• [EXTRACTED TEXT]
※ ※ ※
Sarah Introduces Herself

I am a homeschooling mom of four kids (ages 7 to 20), married for 21 years. I came to fiction writing 5 ½ years ago, having done the academic thing up until then, culminating with a Ph.D. in anthropology. Until I was in my thirties, I would routinely tell people “I haven’t a creative bone in my body.” I believed it! I don’t anymore. According to my extended family, I’m now so far off the map in being arty and alternative, that I’ve forgotten there even is a map.

Sarah, since my blog is about creativity, that’s a great introduction to yourself. What created the shift in your belief about your creativity, and what did you do to encourage taking action?

When I was in graduate school, I remember talking with my sister-in-law (also in grad school), about my committee’s desire for me to come up with an original research project for my dissertation. I didn’t know how they could expect that when I hadn’t had an original thought in 12 years! We laughed because it felt so true.

Undermining that certainty, however, were my children. My daughter was born after my first year of graduate school, and my son two years later. Because of them, I postponed looking for a ‘real’ job as a professor, and then decided that staying home with them and homeschooling was a real job.

My focus had been on academics. That was my identity. That was my value as a person. With academia in the rearview mirror, I was only a mom. And that’s where my creativity began to sprout. Tiny at first. Ten years ago, we bought a house that needed a complete makeover, inside and out, and we did the outside first. Which means I designed the garden and planted it. I had told myself for years that I had a black thumb and all of a sudden, the plants grew! And were beautiful.

My daughter, in particular, has always been very creative and my next foray was into quilting, entirely because I was looking for something to do with her. Was writing a logical extension of that? I don’t know if it would be for anyone else, but on April 1, 2006, I sat down at my computer and wrote the first line of my first book. And changed my life.
I love the idea that the act of gardening and resultant success helped to make inroads into the “black thumb” belief.

You discovered that you could create beauty. That’s so powerful.

Let’s move on to the flowering of your literary imagination. Tell us about that first book: why you chose the subject you did and how it played an integral part in your creative journey.
※ ※ ※
[Element boundary records]
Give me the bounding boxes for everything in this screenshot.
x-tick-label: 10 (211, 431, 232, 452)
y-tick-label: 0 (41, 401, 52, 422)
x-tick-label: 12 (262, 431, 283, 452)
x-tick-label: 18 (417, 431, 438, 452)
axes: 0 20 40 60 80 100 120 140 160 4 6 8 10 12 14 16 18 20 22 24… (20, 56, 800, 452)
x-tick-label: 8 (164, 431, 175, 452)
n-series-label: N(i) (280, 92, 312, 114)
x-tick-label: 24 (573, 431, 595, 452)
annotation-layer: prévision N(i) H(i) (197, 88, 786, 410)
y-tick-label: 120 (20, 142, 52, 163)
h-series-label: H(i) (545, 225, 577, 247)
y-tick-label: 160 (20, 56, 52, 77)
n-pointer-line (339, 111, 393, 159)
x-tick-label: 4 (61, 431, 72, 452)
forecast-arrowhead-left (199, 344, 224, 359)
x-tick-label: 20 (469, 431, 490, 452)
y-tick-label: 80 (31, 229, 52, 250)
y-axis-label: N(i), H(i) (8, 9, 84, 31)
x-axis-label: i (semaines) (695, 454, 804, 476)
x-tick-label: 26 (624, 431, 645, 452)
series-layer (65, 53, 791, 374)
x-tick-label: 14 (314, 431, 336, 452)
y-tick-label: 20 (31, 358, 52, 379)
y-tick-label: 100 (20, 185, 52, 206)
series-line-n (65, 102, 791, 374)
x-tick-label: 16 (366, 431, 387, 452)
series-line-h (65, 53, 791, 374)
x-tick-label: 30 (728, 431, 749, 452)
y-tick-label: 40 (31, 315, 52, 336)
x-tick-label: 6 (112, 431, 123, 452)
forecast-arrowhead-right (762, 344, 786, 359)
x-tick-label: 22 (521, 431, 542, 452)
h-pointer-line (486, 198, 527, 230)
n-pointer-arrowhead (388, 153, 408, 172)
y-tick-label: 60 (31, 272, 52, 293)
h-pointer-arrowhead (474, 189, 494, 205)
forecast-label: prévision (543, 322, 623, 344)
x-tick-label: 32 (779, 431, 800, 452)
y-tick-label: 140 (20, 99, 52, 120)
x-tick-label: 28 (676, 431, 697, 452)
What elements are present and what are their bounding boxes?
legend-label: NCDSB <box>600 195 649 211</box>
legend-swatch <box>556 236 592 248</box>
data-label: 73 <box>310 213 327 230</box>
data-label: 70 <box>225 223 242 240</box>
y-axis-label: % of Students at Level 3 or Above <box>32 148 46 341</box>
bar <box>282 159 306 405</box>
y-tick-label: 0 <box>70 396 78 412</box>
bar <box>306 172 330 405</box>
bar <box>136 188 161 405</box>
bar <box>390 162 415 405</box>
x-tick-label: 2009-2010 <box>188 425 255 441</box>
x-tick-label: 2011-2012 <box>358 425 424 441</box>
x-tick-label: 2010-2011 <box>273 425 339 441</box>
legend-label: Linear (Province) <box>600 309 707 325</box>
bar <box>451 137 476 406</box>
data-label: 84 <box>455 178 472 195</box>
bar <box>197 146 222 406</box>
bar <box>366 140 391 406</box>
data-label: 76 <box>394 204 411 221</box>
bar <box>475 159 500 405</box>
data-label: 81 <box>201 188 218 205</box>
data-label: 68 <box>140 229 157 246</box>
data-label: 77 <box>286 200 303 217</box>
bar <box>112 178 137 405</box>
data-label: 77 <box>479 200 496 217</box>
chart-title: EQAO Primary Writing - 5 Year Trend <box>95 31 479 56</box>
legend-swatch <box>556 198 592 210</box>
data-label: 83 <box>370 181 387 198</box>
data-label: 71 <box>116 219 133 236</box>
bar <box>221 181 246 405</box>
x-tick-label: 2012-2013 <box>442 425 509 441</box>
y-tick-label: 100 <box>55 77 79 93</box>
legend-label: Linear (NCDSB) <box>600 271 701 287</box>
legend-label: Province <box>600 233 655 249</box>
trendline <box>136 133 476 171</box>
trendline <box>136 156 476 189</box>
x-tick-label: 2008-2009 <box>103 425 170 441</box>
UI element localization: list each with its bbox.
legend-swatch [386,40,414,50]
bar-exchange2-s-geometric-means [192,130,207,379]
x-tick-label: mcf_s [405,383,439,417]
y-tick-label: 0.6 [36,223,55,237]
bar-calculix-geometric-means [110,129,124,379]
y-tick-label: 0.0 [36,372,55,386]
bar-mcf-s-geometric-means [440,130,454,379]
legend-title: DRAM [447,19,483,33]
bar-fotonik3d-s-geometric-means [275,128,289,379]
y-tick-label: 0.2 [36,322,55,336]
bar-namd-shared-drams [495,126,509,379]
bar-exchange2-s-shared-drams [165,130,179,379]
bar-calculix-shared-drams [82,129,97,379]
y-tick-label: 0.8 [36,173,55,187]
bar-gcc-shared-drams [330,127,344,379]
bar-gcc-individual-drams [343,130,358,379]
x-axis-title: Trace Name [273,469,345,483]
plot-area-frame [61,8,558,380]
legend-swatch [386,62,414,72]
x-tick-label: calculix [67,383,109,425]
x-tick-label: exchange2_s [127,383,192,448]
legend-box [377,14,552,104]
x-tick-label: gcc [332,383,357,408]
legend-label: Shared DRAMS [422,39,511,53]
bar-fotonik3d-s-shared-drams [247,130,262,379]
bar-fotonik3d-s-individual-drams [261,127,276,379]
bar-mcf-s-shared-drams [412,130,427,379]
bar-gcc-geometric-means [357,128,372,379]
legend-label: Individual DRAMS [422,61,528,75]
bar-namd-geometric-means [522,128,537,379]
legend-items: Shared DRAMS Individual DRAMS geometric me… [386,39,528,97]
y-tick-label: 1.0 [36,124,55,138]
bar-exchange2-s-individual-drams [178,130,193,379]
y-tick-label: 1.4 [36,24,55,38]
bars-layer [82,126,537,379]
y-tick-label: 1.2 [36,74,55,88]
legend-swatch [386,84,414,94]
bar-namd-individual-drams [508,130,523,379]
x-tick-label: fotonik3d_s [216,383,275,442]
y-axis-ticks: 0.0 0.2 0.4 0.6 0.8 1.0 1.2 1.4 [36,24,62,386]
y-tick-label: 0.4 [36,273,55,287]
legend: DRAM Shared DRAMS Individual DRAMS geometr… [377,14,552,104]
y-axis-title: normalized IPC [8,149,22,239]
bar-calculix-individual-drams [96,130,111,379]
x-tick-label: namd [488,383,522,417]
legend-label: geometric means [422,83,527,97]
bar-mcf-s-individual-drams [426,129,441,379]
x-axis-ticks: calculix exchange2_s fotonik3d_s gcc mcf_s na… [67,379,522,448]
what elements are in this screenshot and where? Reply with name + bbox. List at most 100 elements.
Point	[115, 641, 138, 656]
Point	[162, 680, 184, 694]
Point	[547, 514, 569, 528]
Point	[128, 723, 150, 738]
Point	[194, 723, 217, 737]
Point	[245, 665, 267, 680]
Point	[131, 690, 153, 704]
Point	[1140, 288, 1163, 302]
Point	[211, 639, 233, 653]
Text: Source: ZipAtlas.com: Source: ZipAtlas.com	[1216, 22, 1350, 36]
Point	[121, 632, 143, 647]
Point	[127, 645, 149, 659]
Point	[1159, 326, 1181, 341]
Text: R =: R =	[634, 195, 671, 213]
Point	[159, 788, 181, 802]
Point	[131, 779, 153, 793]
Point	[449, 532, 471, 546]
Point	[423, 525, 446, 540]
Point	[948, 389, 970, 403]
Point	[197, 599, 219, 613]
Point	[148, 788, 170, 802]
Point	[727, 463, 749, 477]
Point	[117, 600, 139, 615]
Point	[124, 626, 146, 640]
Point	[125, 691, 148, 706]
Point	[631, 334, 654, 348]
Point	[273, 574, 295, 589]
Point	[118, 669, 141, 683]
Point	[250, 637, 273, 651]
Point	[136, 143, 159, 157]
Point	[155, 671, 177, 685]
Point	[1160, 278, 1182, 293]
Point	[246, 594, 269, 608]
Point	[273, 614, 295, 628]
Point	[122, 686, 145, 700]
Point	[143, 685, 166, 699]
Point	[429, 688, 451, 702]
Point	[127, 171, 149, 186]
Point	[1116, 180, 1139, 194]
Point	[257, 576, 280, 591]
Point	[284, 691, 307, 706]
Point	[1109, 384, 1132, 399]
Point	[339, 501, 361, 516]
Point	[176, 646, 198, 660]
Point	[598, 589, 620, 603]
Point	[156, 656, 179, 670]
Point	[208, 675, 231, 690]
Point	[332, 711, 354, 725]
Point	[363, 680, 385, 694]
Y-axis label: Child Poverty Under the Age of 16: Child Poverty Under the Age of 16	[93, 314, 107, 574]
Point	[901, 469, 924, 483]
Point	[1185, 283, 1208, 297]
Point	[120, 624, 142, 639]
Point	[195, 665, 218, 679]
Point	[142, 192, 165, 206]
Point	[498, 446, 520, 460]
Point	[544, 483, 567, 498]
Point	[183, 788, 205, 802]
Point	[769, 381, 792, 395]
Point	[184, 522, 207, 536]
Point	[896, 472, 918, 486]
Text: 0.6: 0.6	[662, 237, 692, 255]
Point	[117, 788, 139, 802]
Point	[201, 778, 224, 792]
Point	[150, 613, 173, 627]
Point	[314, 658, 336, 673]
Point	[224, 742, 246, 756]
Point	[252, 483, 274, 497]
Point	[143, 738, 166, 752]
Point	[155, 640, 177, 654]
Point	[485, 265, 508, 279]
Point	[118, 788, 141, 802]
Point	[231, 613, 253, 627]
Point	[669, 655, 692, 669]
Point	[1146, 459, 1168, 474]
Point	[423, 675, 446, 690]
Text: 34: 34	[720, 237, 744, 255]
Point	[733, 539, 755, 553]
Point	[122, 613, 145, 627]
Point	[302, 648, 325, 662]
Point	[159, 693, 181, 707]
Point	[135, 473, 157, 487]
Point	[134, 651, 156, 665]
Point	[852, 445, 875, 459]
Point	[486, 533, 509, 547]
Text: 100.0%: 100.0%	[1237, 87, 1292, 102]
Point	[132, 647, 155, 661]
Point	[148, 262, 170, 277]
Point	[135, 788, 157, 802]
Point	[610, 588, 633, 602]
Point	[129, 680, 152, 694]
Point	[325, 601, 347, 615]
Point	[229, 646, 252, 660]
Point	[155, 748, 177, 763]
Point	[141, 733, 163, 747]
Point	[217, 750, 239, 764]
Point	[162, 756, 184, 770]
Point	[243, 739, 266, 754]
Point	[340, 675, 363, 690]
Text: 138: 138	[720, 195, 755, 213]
※ ※ ※
• [DIRECTIVES]
a – Reproduce a passage of the interview with Sarah word for word, starting at "I am a homeschooling" and stopping after "encourage taking action?".
b – Write out the records verbatim, from their very first line through the line that contains "y-tick-label: 20 (31, 358, 52, 379)", including both of those lines.
The interview with Sarah and the records have no connection to each other.

• [RESULTS]
a –
I am a homeschooling mom of four kids (ages 7 to 20), married for 21 years. I came to fiction writing 5 ½ years ago, having done the academic thing up until then, culminating with a Ph.D. in anthropology. Until I was in my thirties, I would routinely tell people “I haven’t a creative bone in my body.” I believed it! I don’t anymore. According to my extended family, I’m now so far off the map in being arty and alternative, that I’ve forgotten there even is a map.

Sarah, since my blog is about creativity, that’s a great introduction to yourself. What created the shift in your belief about your creativity, and what did you do to encourage taking action?

b –
Give me the bounding boxes for everything in this screenshot.
x-tick-label: 10 (211, 431, 232, 452)
y-tick-label: 0 (41, 401, 52, 422)
x-tick-label: 12 (262, 431, 283, 452)
x-tick-label: 18 (417, 431, 438, 452)
axes: 0 20 40 60 80 100 120 140 160 4 6 8 10 12 14 16 18 20 22 24… (20, 56, 800, 452)
x-tick-label: 8 (164, 431, 175, 452)
n-series-label: N(i) (280, 92, 312, 114)
x-tick-label: 24 (573, 431, 595, 452)
annotation-layer: prévision N(i) H(i) (197, 88, 786, 410)
y-tick-label: 120 (20, 142, 52, 163)
h-series-label: H(i) (545, 225, 577, 247)
y-tick-label: 160 (20, 56, 52, 77)
n-pointer-line (339, 111, 393, 159)
x-tick-label: 4 (61, 431, 72, 452)
forecast-arrowhead-left (199, 344, 224, 359)
x-tick-label: 20 (469, 431, 490, 452)
y-tick-label: 80 (31, 229, 52, 250)
y-axis-label: N(i), H(i) (8, 9, 84, 31)
x-axis-label: i (semaines) (695, 454, 804, 476)
x-tick-label: 26 (624, 431, 645, 452)
series-layer (65, 53, 791, 374)
x-tick-label: 14 (314, 431, 336, 452)
y-tick-label: 20 (31, 358, 52, 379)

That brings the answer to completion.